# Supplied material:

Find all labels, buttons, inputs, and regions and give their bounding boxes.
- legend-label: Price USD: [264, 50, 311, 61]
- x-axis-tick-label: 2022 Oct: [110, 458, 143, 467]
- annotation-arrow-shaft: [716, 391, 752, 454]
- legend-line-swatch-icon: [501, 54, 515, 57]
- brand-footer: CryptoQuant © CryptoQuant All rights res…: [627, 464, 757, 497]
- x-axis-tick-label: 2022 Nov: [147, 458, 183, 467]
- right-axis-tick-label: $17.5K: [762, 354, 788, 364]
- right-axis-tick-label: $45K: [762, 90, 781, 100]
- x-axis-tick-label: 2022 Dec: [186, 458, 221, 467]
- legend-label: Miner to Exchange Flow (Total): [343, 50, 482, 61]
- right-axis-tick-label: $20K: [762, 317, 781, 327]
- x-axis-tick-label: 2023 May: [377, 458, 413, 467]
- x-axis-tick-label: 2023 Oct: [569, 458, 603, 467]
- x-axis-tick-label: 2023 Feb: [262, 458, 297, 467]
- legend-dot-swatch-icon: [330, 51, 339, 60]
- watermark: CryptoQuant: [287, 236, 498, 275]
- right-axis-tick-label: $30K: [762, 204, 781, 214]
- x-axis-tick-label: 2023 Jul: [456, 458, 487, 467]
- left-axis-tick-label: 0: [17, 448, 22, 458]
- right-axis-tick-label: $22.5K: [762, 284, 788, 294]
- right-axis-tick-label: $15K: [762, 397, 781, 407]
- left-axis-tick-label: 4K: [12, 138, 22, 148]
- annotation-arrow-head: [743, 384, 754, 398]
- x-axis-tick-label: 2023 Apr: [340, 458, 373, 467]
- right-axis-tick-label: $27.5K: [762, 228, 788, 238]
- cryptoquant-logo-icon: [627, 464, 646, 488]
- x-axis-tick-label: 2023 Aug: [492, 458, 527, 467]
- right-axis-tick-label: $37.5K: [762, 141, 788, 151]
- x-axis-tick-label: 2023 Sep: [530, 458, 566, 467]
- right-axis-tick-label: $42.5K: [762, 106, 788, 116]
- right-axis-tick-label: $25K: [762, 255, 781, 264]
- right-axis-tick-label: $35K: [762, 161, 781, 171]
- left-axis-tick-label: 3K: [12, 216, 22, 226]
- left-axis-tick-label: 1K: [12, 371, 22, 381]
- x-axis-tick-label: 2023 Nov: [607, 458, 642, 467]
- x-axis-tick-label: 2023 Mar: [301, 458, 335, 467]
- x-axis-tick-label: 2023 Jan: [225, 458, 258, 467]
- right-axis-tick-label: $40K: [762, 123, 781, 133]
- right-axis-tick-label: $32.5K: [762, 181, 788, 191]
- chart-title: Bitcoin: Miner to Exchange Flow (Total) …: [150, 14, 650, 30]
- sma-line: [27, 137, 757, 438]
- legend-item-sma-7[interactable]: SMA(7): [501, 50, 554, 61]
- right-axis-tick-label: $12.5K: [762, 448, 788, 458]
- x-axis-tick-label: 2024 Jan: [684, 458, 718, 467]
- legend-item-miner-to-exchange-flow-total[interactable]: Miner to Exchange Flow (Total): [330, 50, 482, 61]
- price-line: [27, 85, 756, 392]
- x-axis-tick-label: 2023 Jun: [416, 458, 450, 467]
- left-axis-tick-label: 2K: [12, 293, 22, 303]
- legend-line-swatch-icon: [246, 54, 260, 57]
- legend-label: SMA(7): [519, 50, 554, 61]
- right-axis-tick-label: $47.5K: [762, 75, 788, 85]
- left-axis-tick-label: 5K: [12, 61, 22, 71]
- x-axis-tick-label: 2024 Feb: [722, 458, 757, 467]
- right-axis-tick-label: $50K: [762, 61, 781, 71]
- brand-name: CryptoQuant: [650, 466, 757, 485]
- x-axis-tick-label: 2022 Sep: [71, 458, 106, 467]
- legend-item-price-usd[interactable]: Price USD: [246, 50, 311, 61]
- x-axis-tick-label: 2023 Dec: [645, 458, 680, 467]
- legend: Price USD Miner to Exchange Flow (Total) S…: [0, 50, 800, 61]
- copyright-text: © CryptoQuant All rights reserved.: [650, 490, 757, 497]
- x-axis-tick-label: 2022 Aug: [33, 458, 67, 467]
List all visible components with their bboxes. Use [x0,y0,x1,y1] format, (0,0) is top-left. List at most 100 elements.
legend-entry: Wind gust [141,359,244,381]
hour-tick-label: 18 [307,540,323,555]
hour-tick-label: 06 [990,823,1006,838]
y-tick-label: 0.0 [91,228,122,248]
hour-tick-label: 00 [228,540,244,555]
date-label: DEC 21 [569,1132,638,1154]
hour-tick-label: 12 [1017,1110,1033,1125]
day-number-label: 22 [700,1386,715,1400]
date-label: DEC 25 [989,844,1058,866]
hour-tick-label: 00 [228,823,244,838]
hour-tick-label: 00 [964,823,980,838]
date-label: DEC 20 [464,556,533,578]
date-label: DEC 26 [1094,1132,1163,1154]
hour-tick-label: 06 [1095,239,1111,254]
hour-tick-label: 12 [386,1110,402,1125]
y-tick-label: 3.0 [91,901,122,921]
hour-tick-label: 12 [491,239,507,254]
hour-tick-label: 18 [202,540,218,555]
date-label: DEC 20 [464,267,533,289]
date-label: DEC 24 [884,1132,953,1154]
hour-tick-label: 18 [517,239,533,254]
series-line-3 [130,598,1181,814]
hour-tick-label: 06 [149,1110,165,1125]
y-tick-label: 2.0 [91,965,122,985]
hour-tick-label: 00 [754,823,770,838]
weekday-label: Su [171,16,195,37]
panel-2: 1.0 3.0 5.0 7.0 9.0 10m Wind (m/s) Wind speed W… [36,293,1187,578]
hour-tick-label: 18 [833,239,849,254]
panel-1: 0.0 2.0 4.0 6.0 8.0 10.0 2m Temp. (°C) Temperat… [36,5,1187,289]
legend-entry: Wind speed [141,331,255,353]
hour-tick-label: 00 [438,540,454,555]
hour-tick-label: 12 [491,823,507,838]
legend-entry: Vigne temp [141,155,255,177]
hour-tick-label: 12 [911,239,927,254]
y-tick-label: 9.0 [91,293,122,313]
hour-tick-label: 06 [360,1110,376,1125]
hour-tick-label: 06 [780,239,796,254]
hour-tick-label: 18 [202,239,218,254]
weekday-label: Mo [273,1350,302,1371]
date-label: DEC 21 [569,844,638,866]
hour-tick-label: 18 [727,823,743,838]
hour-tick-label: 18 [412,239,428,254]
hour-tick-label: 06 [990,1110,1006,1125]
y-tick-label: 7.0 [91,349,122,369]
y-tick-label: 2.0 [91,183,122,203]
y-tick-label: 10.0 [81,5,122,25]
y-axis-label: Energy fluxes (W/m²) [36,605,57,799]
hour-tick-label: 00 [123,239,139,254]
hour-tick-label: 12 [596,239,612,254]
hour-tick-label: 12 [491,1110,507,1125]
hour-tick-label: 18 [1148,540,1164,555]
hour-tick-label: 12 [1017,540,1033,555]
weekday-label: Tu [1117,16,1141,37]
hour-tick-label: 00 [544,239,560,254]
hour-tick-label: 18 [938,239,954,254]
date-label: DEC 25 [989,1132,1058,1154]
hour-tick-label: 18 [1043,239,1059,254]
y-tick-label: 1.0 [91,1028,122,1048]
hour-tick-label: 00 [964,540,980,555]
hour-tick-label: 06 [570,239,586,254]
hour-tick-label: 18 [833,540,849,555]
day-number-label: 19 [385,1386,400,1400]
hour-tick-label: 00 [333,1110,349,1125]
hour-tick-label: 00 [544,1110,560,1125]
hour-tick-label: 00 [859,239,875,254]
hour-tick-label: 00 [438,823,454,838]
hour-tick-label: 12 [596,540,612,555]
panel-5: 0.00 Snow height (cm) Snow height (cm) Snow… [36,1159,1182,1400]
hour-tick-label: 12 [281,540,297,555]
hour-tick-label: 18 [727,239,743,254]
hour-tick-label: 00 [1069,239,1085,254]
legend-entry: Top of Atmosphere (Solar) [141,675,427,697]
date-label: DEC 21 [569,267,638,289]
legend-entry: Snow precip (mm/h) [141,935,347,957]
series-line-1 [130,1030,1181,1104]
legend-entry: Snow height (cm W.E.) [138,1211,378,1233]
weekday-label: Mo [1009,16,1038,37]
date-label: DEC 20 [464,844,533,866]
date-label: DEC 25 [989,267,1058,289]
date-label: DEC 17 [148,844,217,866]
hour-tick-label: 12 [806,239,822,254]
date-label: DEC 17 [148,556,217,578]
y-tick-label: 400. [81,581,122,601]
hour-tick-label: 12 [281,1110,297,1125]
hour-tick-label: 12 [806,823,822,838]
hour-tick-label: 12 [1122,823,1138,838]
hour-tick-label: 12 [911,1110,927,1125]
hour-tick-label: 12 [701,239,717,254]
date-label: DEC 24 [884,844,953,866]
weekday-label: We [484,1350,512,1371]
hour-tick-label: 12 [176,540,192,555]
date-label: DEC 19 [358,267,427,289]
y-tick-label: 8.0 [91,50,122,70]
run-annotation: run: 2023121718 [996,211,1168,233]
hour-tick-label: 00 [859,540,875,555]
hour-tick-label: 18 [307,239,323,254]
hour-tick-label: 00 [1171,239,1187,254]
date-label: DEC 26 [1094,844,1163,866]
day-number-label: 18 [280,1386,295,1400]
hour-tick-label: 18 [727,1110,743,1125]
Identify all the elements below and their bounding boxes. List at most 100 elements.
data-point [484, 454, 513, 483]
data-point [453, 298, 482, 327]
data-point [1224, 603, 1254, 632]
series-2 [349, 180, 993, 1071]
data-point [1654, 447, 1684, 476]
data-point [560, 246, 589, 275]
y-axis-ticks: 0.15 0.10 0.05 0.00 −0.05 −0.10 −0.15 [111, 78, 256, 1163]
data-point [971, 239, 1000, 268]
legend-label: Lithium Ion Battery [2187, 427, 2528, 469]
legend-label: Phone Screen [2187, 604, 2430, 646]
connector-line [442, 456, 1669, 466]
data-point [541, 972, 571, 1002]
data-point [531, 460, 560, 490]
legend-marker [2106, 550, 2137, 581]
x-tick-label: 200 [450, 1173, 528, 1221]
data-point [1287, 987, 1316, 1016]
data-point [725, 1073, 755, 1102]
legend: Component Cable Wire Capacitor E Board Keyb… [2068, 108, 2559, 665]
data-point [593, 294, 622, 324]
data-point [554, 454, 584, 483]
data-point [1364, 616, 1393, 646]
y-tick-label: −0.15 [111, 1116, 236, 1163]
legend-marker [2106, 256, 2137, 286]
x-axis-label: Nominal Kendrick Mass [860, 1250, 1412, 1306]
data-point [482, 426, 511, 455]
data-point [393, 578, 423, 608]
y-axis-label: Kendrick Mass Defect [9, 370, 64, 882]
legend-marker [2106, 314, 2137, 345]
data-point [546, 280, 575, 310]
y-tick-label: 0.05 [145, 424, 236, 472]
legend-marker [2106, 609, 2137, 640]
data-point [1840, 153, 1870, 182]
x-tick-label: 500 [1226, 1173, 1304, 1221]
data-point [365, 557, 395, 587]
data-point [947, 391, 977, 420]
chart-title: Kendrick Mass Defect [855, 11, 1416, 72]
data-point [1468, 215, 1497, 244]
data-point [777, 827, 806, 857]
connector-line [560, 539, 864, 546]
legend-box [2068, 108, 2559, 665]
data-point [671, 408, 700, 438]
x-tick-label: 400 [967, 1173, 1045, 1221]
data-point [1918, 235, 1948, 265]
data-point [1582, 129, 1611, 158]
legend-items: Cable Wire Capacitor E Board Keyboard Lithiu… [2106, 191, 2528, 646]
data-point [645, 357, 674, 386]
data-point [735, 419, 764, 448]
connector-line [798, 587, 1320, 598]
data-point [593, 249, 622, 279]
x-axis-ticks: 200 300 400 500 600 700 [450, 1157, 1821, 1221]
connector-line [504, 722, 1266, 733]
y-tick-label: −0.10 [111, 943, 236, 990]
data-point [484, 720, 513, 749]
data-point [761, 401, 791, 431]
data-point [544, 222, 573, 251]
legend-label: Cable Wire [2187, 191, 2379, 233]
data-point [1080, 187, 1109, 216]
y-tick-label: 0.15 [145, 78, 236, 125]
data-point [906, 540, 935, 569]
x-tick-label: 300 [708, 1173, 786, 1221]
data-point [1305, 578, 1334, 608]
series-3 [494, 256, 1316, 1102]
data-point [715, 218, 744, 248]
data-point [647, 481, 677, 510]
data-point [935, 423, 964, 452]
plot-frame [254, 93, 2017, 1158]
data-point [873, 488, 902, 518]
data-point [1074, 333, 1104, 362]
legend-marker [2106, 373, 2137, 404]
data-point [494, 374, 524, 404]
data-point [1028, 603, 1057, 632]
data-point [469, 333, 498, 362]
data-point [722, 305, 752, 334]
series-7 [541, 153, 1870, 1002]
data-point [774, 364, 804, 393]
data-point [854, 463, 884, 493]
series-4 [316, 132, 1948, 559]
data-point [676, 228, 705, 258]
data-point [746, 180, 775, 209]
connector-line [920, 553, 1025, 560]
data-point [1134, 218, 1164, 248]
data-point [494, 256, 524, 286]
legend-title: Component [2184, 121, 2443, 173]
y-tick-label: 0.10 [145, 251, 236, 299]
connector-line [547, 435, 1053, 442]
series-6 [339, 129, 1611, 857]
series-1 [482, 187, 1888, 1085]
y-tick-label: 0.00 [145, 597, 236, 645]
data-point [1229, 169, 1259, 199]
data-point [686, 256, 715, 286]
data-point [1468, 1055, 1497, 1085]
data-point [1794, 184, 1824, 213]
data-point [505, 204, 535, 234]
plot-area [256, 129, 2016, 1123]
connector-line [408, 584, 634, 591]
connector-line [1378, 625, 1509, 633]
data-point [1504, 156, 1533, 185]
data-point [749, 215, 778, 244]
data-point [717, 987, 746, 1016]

# What is expected:
Retype everything from the first line of the records down to the line containing "- x-axis-tick-label: 2023 Apr: [340, 458, 373, 467]", both included, keeping every character the same.

# Correct answer:
Find all labels, buttons, inputs, and regions and give their bounding boxes.
- legend-label: Price USD: [264, 50, 311, 61]
- x-axis-tick-label: 2022 Oct: [110, 458, 143, 467]
- annotation-arrow-shaft: [716, 391, 752, 454]
- legend-line-swatch-icon: [501, 54, 515, 57]
- brand-footer: CryptoQuant © CryptoQuant All rights res…: [627, 464, 757, 497]
- x-axis-tick-label: 2022 Nov: [147, 458, 183, 467]
- right-axis-tick-label: $17.5K: [762, 354, 788, 364]
- right-axis-tick-label: $45K: [762, 90, 781, 100]
- x-axis-tick-label: 2022 Dec: [186, 458, 221, 467]
- legend-label: Miner to Exchange Flow (Total): [343, 50, 482, 61]
- right-axis-tick-label: $20K: [762, 317, 781, 327]
- x-axis-tick-label: 2023 May: [377, 458, 413, 467]
- x-axis-tick-label: 2023 Oct: [569, 458, 603, 467]
- x-axis-tick-label: 2023 Feb: [262, 458, 297, 467]
- legend-dot-swatch-icon: [330, 51, 339, 60]
- watermark: CryptoQuant: [287, 236, 498, 275]
- right-axis-tick-label: $30K: [762, 204, 781, 214]
- x-axis-tick-label: 2023 Jul: [456, 458, 487, 467]
- left-axis-tick-label: 0: [17, 448, 22, 458]
- right-axis-tick-label: $22.5K: [762, 284, 788, 294]
- right-axis-tick-label: $15K: [762, 397, 781, 407]
- left-axis-tick-label: 4K: [12, 138, 22, 148]
- annotation-arrow-head: [743, 384, 754, 398]
- x-axis-tick-label: 2023 Apr: [340, 458, 373, 467]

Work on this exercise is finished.